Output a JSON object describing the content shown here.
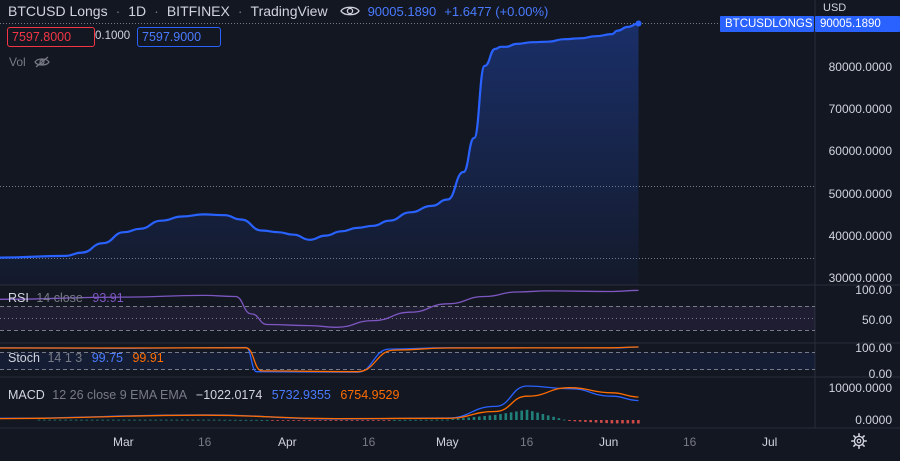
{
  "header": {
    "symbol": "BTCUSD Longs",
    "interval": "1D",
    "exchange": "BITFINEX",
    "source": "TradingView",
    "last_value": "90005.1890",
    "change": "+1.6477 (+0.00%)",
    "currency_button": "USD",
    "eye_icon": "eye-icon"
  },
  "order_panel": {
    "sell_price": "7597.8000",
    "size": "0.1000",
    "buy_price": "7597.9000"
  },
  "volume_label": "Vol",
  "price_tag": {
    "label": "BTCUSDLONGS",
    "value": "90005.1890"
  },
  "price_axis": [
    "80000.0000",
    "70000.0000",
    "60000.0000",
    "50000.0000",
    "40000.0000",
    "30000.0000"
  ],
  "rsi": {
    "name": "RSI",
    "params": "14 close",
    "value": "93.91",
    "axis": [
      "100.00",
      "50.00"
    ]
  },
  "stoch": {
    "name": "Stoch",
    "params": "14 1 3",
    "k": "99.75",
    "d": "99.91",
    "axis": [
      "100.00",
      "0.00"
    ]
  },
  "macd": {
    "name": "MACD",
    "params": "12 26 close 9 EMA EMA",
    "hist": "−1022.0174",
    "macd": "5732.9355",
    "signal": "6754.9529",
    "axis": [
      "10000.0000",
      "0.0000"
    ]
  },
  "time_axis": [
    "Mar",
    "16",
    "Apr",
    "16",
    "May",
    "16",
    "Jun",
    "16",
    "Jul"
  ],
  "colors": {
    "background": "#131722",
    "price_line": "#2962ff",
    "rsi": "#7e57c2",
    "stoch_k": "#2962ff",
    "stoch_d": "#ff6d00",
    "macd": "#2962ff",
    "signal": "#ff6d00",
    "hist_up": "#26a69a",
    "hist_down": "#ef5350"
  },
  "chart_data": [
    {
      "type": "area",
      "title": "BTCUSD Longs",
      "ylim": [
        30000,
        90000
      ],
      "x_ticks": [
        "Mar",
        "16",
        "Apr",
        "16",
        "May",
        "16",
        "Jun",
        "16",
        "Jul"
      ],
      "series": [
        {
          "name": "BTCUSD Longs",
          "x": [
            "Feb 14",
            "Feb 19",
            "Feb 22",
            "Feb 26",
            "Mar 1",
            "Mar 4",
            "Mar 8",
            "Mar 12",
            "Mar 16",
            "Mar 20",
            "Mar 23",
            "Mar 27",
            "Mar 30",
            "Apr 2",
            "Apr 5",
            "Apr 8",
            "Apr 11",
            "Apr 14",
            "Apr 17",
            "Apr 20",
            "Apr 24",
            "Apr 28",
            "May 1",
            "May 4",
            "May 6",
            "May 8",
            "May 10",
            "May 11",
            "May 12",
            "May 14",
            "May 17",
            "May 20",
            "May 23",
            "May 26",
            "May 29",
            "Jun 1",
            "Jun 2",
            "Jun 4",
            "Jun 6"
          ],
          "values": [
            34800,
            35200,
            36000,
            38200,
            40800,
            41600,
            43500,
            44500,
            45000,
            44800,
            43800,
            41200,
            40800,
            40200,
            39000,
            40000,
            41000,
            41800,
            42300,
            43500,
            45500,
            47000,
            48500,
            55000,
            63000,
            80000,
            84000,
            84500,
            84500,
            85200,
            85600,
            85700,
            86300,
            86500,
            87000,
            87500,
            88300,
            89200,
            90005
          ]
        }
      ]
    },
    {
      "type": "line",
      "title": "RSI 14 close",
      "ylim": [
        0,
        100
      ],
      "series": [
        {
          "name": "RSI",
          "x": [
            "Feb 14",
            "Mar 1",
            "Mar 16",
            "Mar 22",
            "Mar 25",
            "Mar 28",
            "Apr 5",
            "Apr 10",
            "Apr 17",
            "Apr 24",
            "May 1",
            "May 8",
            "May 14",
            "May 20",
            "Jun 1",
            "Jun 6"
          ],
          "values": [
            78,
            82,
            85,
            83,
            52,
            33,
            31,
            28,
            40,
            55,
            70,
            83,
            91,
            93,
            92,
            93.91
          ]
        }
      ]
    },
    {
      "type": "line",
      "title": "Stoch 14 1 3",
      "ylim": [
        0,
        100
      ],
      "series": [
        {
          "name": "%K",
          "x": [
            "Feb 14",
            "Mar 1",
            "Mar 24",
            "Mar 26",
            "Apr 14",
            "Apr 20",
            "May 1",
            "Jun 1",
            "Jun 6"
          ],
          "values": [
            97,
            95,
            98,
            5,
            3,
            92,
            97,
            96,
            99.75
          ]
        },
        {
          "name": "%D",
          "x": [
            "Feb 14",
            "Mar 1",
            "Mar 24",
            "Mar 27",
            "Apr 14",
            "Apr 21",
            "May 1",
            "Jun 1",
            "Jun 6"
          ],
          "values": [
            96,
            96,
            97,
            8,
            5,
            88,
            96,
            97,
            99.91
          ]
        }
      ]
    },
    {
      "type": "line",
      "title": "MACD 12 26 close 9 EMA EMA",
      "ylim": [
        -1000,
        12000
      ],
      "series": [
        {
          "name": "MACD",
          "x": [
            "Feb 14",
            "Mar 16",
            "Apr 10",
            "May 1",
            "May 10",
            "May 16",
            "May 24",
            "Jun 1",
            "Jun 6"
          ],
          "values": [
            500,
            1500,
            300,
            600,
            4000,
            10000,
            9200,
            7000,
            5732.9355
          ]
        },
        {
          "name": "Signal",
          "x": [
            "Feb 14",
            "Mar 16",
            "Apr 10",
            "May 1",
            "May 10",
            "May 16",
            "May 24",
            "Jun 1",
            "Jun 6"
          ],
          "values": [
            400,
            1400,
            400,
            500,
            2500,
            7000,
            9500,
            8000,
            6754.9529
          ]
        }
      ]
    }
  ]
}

------------------------------------------------------------

Look through the entries above for the word "params". Copy every line where it shows up.

§ **Correct output**:
    "params": "14 close",
    "params": "14 1 3",
    "params": "12 26 close 9 EMA EMA",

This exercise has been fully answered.